#### COMPLETE THE FOLLOWING
• a. Reproduce the Life Aspects passage word for word, from "Let’s take a" to "makes people happier[1].".
• b. List every numbered Life Aspect heading that appears in the Life Aspects passage.

This was the impetus for creating Life Aspects: six areas of life that need to be balanced and fulfilled in order for us to function naturally and optimally.

Let’s take a look now at the six Life Aspects.

1. Physical Health

Just imagine how much more you could achieve in life if you had tons of drive and energy. Simple things like improving your diet, exercising more, or learning meditation could lead to big gains in your physical and mental health. And this would inevitably lead to gains in ALL areas of your life.

2. Family and Relationship Fulfillment

Our relationships are critical to our success and well-being. Where possible, you should limit the time you spend with negative people and increase the time you spend with creative, enthusiastic, and supportive people.

3. Work and Career Prosperity

When you focus on progressing your career, you’ll have goals to aim for. Furthermore, research has shown that striving towards goals makes people happier[1].

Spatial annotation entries
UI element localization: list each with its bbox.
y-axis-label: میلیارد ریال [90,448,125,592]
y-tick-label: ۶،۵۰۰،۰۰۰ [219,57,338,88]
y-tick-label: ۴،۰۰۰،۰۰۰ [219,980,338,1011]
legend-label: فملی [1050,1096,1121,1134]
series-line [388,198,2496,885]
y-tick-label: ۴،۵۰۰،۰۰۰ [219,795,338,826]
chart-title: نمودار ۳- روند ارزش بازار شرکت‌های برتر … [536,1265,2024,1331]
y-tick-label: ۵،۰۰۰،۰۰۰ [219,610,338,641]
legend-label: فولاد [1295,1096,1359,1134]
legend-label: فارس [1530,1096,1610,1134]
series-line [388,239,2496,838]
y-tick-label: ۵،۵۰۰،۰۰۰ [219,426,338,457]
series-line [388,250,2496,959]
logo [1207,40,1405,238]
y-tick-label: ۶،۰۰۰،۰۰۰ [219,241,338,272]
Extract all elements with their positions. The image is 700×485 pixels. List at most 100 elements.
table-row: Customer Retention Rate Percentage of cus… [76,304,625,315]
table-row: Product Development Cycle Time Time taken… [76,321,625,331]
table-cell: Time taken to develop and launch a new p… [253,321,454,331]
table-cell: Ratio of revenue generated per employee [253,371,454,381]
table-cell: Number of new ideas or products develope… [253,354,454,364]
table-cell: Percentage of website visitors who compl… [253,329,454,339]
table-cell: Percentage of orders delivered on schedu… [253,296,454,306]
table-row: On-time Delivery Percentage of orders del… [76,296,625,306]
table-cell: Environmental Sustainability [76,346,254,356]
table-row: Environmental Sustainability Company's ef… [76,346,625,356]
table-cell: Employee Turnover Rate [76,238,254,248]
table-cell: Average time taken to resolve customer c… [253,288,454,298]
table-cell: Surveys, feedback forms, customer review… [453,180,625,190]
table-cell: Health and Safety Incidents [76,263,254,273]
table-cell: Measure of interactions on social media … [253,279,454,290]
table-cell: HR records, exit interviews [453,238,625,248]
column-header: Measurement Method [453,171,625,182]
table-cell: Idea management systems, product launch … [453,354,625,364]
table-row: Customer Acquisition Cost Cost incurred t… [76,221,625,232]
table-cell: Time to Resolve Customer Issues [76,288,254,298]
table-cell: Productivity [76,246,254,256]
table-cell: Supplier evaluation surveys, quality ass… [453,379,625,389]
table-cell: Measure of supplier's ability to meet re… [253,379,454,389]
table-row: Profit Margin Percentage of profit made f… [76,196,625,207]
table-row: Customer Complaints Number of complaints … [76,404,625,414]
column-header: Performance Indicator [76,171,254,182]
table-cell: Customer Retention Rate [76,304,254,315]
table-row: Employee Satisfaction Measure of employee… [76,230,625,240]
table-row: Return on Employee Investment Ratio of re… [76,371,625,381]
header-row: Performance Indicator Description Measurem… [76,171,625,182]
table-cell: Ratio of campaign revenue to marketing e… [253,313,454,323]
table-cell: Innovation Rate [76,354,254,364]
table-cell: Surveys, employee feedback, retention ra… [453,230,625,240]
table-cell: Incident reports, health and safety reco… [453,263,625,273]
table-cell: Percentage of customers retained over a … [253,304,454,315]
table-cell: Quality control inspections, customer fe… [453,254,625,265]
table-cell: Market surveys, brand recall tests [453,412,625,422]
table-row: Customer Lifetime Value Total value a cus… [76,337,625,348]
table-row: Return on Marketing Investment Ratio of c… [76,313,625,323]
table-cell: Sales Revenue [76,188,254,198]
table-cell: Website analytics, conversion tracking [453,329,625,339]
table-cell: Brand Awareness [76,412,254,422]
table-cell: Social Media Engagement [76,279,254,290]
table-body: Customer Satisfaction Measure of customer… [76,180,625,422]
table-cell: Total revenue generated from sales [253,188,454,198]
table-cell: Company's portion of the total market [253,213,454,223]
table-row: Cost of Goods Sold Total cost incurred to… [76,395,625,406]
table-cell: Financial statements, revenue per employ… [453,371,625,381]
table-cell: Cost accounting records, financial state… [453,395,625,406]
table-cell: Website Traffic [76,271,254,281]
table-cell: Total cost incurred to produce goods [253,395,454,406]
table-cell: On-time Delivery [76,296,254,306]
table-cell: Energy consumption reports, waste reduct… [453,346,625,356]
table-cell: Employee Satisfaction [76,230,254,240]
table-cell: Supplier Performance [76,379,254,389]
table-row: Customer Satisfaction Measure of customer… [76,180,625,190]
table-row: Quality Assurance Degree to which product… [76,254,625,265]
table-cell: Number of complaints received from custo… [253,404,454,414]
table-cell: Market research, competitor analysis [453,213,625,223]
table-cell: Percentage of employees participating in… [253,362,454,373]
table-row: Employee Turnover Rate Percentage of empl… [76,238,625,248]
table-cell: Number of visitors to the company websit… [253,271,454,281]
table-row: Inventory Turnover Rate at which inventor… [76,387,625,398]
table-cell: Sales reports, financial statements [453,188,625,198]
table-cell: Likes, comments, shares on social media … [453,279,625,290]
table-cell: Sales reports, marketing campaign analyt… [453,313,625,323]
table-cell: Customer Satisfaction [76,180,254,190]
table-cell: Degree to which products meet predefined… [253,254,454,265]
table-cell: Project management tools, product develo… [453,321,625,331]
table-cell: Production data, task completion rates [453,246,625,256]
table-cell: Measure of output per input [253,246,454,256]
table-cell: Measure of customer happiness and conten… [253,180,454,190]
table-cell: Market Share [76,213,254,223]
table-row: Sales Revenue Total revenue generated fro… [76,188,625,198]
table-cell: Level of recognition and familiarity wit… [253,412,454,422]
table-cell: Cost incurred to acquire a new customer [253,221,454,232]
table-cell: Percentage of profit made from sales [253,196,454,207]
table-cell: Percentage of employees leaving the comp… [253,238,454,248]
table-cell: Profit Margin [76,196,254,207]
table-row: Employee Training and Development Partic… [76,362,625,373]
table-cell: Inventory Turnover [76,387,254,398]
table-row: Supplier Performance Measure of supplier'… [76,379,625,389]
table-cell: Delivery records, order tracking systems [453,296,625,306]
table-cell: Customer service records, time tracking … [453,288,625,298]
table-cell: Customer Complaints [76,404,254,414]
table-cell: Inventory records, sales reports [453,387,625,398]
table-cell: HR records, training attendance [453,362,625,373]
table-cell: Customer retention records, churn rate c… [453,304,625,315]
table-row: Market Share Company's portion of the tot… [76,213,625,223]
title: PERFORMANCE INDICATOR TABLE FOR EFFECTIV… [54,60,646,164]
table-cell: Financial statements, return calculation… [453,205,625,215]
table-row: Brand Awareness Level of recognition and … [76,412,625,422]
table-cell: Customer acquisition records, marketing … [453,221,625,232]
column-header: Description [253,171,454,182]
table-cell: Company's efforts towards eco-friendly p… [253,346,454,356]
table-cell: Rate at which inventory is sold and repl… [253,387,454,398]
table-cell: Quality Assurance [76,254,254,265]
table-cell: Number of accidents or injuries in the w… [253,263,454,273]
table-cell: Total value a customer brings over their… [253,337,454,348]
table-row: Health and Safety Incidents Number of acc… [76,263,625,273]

#### SOLUTION LIST
• a.
Let’s take a look now at the six Life Aspects.

1. Physical Health

Just imagine how much more you could achieve in life if you had tons of drive and energy. Simple things like improving your diet, exercising more, or learning meditation could lead to big gains in your physical and mental health. And this would inevitably lead to gains in ALL areas of your life.

2. Family and Relationship Fulfillment

Our relationships are critical to our success and well-being. Where possible, you should limit the time you spend with negative people and increase the time you spend with creative, enthusiastic, and supportive people.

3. Work and Career Prosperity

When you focus on progressing your career, you’ll have goals to aim for. Furthermore, research has shown that striving towards goals makes people happier[1].

• b.
1. Physical Health
2. Family and Relationship Fulfillment
3. Work and Career Prosperity